The records that follow need to be output exactly as they are.

———

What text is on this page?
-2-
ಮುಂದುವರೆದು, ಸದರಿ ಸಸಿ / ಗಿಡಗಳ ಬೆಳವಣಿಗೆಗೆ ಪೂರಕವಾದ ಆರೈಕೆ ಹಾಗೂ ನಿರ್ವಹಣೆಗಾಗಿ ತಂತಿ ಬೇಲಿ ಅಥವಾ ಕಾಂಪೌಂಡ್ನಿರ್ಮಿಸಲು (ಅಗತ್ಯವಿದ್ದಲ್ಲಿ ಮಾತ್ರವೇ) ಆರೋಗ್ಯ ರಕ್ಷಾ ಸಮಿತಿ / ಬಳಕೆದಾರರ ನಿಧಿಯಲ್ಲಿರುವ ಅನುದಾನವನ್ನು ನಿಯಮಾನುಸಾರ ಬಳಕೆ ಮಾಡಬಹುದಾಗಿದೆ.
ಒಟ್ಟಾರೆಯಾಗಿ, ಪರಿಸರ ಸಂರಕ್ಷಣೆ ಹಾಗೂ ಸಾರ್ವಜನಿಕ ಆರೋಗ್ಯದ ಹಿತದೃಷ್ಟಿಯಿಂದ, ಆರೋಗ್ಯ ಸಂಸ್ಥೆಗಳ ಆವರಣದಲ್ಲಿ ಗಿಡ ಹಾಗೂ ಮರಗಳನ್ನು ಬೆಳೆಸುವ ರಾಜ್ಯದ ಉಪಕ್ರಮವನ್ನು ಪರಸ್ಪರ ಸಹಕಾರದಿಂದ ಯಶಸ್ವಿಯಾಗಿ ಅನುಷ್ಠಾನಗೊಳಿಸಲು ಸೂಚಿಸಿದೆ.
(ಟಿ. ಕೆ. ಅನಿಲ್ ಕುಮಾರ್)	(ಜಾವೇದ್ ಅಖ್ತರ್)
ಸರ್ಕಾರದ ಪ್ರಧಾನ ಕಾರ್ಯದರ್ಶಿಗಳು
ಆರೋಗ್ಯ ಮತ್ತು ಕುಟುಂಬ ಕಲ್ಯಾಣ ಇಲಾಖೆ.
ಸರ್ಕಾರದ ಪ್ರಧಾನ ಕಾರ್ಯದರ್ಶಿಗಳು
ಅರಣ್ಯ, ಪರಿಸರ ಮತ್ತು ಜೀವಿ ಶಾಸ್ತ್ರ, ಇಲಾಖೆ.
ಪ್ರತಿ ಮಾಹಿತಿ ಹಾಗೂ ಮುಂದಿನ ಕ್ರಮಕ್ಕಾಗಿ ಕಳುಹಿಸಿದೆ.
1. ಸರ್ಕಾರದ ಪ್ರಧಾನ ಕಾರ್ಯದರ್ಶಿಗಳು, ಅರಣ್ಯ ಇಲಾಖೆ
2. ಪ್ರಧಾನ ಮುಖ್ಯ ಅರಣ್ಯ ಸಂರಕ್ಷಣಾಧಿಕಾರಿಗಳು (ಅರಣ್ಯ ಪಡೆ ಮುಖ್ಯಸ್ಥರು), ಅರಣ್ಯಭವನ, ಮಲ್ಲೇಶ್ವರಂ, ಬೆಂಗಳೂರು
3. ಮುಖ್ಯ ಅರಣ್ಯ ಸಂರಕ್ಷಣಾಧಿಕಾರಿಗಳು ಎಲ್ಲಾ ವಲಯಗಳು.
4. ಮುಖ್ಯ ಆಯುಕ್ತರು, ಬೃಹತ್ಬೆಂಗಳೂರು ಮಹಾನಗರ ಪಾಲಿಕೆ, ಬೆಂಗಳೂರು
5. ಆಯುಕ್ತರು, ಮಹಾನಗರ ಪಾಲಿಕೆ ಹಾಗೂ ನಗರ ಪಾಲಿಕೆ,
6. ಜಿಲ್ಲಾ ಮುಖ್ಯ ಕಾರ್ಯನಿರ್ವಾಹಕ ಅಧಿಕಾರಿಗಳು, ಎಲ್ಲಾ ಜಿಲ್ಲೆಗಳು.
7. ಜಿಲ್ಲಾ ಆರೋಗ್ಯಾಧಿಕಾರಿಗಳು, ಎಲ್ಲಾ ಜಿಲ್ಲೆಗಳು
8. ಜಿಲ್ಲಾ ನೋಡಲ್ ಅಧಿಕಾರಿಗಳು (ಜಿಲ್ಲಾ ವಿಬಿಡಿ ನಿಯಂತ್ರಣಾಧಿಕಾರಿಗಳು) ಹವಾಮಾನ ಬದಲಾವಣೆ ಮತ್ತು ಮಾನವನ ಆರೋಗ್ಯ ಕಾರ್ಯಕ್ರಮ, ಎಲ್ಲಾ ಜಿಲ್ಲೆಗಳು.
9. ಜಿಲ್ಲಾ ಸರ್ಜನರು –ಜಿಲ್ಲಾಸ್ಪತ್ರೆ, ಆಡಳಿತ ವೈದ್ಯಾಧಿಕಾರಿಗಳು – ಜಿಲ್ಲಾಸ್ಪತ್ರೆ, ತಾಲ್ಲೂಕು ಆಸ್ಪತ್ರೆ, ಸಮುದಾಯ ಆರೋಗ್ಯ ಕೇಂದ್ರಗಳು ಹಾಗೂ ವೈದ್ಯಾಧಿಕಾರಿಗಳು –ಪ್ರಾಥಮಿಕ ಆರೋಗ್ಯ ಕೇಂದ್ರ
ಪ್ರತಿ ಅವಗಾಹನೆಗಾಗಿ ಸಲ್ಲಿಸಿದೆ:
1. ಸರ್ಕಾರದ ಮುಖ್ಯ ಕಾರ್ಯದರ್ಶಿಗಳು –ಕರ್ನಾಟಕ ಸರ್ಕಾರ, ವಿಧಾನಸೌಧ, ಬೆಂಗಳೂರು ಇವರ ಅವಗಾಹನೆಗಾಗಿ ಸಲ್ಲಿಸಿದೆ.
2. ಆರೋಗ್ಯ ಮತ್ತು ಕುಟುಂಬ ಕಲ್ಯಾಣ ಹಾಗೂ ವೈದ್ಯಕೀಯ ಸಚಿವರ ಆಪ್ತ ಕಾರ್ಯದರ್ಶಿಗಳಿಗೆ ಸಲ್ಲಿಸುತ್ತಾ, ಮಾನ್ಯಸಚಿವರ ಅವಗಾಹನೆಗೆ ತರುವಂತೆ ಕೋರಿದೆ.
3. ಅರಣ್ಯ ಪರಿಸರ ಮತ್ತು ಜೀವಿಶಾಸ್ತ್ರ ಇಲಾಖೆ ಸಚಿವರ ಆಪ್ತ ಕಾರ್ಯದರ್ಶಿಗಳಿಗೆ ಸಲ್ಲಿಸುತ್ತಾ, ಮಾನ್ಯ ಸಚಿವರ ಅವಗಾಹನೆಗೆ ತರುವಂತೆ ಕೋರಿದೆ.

———

● Response
What text is on this page?
-2-
ಮುಂದುವರೆದು, ಸದರಿ ಸಸಿ / ಗಿಡಗಳ ಬೆಳವಣಿಗೆಗೆ ಪೂರಕವಾದ ಆರೈಕೆ ಹಾಗೂ ನಿರ್ವಹಣೆಗಾಗಿ ತಂತಿ ಬೇಲಿ ಅಥವಾ ಕಾಂಪೌಂಡ್ನಿರ್ಮಿಸಲು (ಅಗತ್ಯವಿದ್ದಲ್ಲಿ ಮಾತ್ರವೇ) ಆರೋಗ್ಯ ರಕ್ಷಾ ಸಮಿತಿ / ಬಳಕೆದಾರರ ನಿಧಿಯಲ್ಲಿರುವ ಅನುದಾನವನ್ನು ನಿಯಮಾನುಸಾರ ಬಳಕೆ ಮಾಡಬಹುದಾಗಿದೆ.
ಒಟ್ಟಾರೆಯಾಗಿ, ಪರಿಸರ ಸಂರಕ್ಷಣೆ ಹಾಗೂ ಸಾರ್ವಜನಿಕ ಆರೋಗ್ಯದ ಹಿತದೃಷ್ಟಿಯಿಂದ, ಆರೋಗ್ಯ ಸಂಸ್ಥೆಗಳ ಆವರಣದಲ್ಲಿ ಗಿಡ ಹಾಗೂ ಮರಗಳನ್ನು ಬೆಳೆಸುವ ರಾಜ್ಯದ ಉಪಕ್ರಮವನ್ನು ಪರಸ್ಪರ ಸಹಕಾರದಿಂದ ಯಶಸ್ವಿಯಾಗಿ ಅನುಷ್ಠಾನಗೊಳಿಸಲು ಸೂಚಿಸಿದೆ.
(ಟಿ. ಕೆ. ಅನಿಲ್ ಕುಮಾರ್)	(ಜಾವೇದ್ ಅಖ್ತರ್)
ಸರ್ಕಾರದ ಪ್ರಧಾನ ಕಾರ್ಯದರ್ಶಿಗಳು
ಆರೋಗ್ಯ ಮತ್ತು ಕುಟುಂಬ ಕಲ್ಯಾಣ ಇಲಾಖೆ.
ಸರ್ಕಾರದ ಪ್ರಧಾನ ಕಾರ್ಯದರ್ಶಿಗಳು
ಅರಣ್ಯ, ಪರಿಸರ ಮತ್ತು ಜೀವಿ ಶಾಸ್ತ್ರ, ಇಲಾಖೆ.
ಪ್ರತಿ ಮಾಹಿತಿ ಹಾಗೂ ಮುಂದಿನ ಕ್ರಮಕ್ಕಾಗಿ ಕಳುಹಿಸಿದೆ.
1. ಸರ್ಕಾರದ ಪ್ರಧಾನ ಕಾರ್ಯದರ್ಶಿಗಳು, ಅರಣ್ಯ ಇಲಾಖೆ
2. ಪ್ರಧಾನ ಮುಖ್ಯ ಅರಣ್ಯ ಸಂರಕ್ಷಣಾಧಿಕಾರಿಗಳು (ಅರಣ್ಯ ಪಡೆ ಮುಖ್ಯಸ್ಥರು), ಅರಣ್ಯಭವನ, ಮಲ್ಲೇಶ್ವರಂ, ಬೆಂಗಳೂರು
3. ಮುಖ್ಯ ಅರಣ್ಯ ಸಂರಕ್ಷಣಾಧಿಕಾರಿಗಳು ಎಲ್ಲಾ ವಲಯಗಳು.
4. ಮುಖ್ಯ ಆಯುಕ್ತರು, ಬೃಹತ್ಬೆಂಗಳೂರು ಮಹಾನಗರ ಪಾಲಿಕೆ, ಬೆಂಗಳೂರು
5. ಆಯುಕ್ತರು, ಮಹಾನಗರ ಪಾಲಿಕೆ ಹಾಗೂ ನಗರ ಪಾಲಿಕೆ,
6. ಜಿಲ್ಲಾ ಮುಖ್ಯ ಕಾರ್ಯನಿರ್ವಾಹಕ ಅಧಿಕಾರಿಗಳು, ಎಲ್ಲಾ ಜಿಲ್ಲೆಗಳು.
7. ಜಿಲ್ಲಾ ಆರೋಗ್ಯಾಧಿಕಾರಿಗಳು, ಎಲ್ಲಾ ಜಿಲ್ಲೆಗಳು
8. ಜಿಲ್ಲಾ ನೋಡಲ್ ಅಧಿಕಾರಿಗಳು (ಜಿಲ್ಲಾ ವಿಬಿಡಿ ನಿಯಂತ್ರಣಾಧಿಕಾರಿಗಳು) ಹವಾಮಾನ ಬದಲಾವಣೆ ಮತ್ತು ಮಾನವನ ಆರೋಗ್ಯ ಕಾರ್ಯಕ್ರಮ, ಎಲ್ಲಾ ಜಿಲ್ಲೆಗಳು.
9. ಜಿಲ್ಲಾ ಸರ್ಜನರು –ಜಿಲ್ಲಾಸ್ಪತ್ರೆ, ಆಡಳಿತ ವೈದ್ಯಾಧಿಕಾರಿಗಳು – ಜಿಲ್ಲಾಸ್ಪತ್ರೆ, ತಾಲ್ಲೂಕು ಆಸ್ಪತ್ರೆ, ಸಮುದಾಯ ಆರೋಗ್ಯ ಕೇಂದ್ರಗಳು ಹಾಗೂ ವೈದ್ಯಾಧಿಕಾರಿಗಳು –ಪ್ರಾಥಮಿಕ ಆರೋಗ್ಯ ಕೇಂದ್ರ
ಪ್ರತಿ ಅವಗಾಹನೆಗಾಗಿ ಸಲ್ಲಿಸಿದೆ:
1. ಸರ್ಕಾರದ ಮುಖ್ಯ ಕಾರ್ಯದರ್ಶಿಗಳು –ಕರ್ನಾಟಕ ಸರ್ಕಾರ, ವಿಧಾನಸೌಧ, ಬೆಂಗಳೂರು ಇವರ ಅವಗಾಹನೆಗಾಗಿ ಸಲ್ಲಿಸಿದೆ.
2. ಆರೋಗ್ಯ ಮತ್ತು ಕುಟುಂಬ ಕಲ್ಯಾಣ ಹಾಗೂ ವೈದ್ಯಕೀಯ ಸಚಿವರ ಆಪ್ತ ಕಾರ್ಯದರ್ಶಿಗಳಿಗೆ ಸಲ್ಲಿಸುತ್ತಾ, ಮಾನ್ಯಸಚಿವರ ಅವಗಾಹನೆಗೆ ತರುವಂತೆ ಕೋರಿದೆ.
3. ಅರಣ್ಯ ಪರಿಸರ ಮತ್ತು ಜೀವಿಶಾಸ್ತ್ರ ಇಲಾಖೆ ಸಚಿವರ ಆಪ್ತ ಕಾರ್ಯದರ್ಶಿಗಳಿಗೆ ಸಲ್ಲಿಸುತ್ತಾ, ಮಾನ್ಯ ಸಚಿವರ ಅವಗಾಹನೆಗೆ ತರುವಂತೆ ಕೋರಿದೆ.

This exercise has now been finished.